Dataset rows about figures:
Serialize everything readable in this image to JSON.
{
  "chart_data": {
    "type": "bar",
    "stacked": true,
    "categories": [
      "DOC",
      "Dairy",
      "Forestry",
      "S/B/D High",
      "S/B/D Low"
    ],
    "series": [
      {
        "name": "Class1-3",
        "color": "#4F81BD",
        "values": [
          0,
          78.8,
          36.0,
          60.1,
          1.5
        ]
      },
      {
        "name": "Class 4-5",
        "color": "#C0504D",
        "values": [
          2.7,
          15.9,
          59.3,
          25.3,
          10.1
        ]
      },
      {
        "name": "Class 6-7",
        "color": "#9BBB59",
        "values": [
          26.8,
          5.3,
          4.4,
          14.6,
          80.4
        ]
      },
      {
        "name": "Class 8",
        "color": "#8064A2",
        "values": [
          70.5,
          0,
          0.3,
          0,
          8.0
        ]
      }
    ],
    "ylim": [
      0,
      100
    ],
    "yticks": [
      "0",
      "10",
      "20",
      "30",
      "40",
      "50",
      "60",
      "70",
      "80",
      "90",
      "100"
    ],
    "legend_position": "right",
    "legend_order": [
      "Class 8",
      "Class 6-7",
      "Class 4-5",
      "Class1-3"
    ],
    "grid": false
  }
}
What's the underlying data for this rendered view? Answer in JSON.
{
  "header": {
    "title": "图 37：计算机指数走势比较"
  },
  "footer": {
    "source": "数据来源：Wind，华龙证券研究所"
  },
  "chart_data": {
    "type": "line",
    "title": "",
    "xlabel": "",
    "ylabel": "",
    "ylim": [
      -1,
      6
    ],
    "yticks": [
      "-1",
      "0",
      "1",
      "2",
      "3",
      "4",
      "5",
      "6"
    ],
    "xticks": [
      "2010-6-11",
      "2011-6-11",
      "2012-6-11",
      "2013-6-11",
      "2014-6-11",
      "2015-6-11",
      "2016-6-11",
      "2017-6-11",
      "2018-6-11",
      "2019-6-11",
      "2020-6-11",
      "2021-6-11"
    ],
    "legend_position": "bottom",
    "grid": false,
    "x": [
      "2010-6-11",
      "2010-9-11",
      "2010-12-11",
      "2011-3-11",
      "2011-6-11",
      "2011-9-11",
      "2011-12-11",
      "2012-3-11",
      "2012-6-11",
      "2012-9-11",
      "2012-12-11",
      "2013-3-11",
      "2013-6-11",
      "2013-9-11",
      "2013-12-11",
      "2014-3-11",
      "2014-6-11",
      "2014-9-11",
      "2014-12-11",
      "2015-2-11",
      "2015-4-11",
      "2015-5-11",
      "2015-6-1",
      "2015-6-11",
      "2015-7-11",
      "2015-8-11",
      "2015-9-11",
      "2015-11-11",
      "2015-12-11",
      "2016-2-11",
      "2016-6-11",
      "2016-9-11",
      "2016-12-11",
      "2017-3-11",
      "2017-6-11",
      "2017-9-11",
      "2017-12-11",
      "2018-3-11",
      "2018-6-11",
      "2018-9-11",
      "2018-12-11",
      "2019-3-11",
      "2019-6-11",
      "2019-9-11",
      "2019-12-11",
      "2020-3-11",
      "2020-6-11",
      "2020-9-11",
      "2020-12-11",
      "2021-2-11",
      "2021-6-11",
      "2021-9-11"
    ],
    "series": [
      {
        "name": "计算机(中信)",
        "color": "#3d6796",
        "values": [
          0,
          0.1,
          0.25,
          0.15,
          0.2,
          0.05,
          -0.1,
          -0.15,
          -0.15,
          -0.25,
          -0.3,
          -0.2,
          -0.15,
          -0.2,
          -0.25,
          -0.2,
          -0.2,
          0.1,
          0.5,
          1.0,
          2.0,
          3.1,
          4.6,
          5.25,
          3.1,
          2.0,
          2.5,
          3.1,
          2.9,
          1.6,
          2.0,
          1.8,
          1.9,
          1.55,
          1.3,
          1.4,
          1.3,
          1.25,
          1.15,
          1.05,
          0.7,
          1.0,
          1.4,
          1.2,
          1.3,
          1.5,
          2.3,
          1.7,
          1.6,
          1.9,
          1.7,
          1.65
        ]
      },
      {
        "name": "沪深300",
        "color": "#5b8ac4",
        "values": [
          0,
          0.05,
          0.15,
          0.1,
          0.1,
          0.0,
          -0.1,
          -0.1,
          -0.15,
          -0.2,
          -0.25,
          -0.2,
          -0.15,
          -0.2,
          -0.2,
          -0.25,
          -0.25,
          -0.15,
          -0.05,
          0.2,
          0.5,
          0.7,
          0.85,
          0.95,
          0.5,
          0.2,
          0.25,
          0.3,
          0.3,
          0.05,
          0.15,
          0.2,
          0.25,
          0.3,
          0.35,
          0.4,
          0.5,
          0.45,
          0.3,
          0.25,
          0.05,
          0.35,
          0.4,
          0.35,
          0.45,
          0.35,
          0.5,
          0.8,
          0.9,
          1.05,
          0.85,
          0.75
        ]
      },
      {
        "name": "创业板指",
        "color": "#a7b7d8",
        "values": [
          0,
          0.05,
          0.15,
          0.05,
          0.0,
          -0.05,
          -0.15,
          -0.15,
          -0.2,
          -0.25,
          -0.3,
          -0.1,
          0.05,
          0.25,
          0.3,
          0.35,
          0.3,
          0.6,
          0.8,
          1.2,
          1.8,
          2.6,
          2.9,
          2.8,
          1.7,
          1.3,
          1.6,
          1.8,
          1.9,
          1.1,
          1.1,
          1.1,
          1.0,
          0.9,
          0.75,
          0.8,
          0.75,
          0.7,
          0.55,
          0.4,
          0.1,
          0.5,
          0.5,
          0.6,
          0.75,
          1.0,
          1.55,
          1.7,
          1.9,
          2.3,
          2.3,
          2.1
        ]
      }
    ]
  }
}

REQUIREMENTS: Copy the lines from the entries above in which the word "name" appears.

RESULT:
        "name": "Class1-3",
        "name": "Class 4-5",
        "name": "Class 6-7",
        "name": "Class 8",
        "name": "计算机(中信)",
        "name": "沪深300",
        "name": "创业板指",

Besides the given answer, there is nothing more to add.